### Task prompt
Copy every entry word for word. Skip the pictures.

### Task material

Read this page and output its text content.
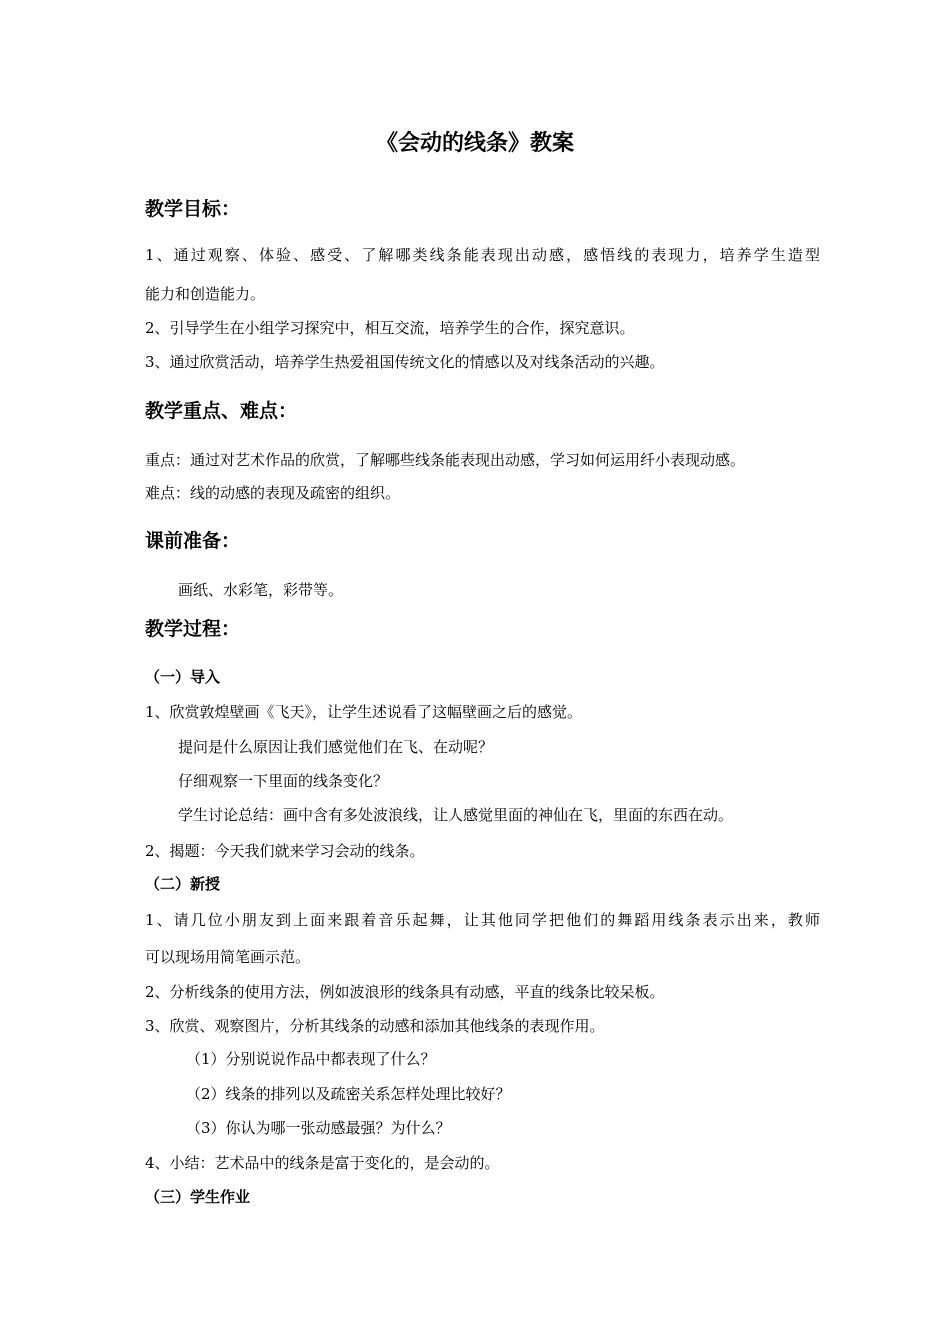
《会动的线条》教案
教学目标：
1、通过观察、体验、感受、了解哪类线条能表现出动感，感悟线的表现力，培养学生造型
能力和创造能力。
2、引导学生在小组学习探究中，相互交流，培养学生的合作，探究意识。
3、通过欣赏活动，培养学生热爱祖国传统文化的情感以及对线条活动的兴趣。
教学重点、难点：
重点：通过对艺术作品的欣赏，了解哪些线条能表现出动感，学习如何运用纤小表现动感。
难点：线的动感的表现及疏密的组织。
课前准备：
画纸、水彩笔，彩带等。
教学过程：
（一）导入
1、欣赏敦煌壁画《飞天》，让学生述说看了这幅壁画之后的感觉。
提问是什么原因让我们感觉他们在飞、在动呢？
仔细观察一下里面的线条变化？
学生讨论总结：画中含有多处波浪线，让人感觉里面的神仙在飞，里面的东西在动。
2、揭题：今天我们就来学习会动的线条。
（二）新授
1、请几位小朋友到上面来跟着音乐起舞，让其他同学把他们的舞蹈用线条表示出来，教师
可以现场用简笔画示范。
2、分析线条的使用方法，例如波浪形的线条具有动感，平直的线条比较呆板。
3、欣赏、观察图片，分析其线条的动感和添加其他线条的表现作用。
（1）分别说说作品中都表现了什么？
（2）线条的排列以及疏密关系怎样处理比较好？
（3）你认为哪一张动感最强？为什么？
4、小结：艺术品中的线条是富于变化的，是会动的。
（三）学生作业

### Worked solution
Read this page and output its text content.
《会动的线条》教案
教学目标：
1、通过观察、体验、感受、了解哪类线条能表现出动感，感悟线的表现力，培养学生造型
能力和创造能力。
2、引导学生在小组学习探究中，相互交流，培养学生的合作，探究意识。
3、通过欣赏活动，培养学生热爱祖国传统文化的情感以及对线条活动的兴趣。
教学重点、难点：
重点：通过对艺术作品的欣赏，了解哪些线条能表现出动感，学习如何运用纤小表现动感。
难点：线的动感的表现及疏密的组织。
课前准备：
画纸、水彩笔，彩带等。
教学过程：
（一）导入
1、欣赏敦煌壁画《飞天》，让学生述说看了这幅壁画之后的感觉。
提问是什么原因让我们感觉他们在飞、在动呢？
仔细观察一下里面的线条变化？
学生讨论总结：画中含有多处波浪线，让人感觉里面的神仙在飞，里面的东西在动。
2、揭题：今天我们就来学习会动的线条。
（二）新授
1、请几位小朋友到上面来跟着音乐起舞，让其他同学把他们的舞蹈用线条表示出来，教师
可以现场用简笔画示范。
2、分析线条的使用方法，例如波浪形的线条具有动感，平直的线条比较呆板。
3、欣赏、观察图片，分析其线条的动感和添加其他线条的表现作用。
（1）分别说说作品中都表现了什么？
（2）线条的排列以及疏密关系怎样处理比较好？
（3）你认为哪一张动感最强？为什么？
4、小结：艺术品中的线条是富于变化的，是会动的。
（三）学生作业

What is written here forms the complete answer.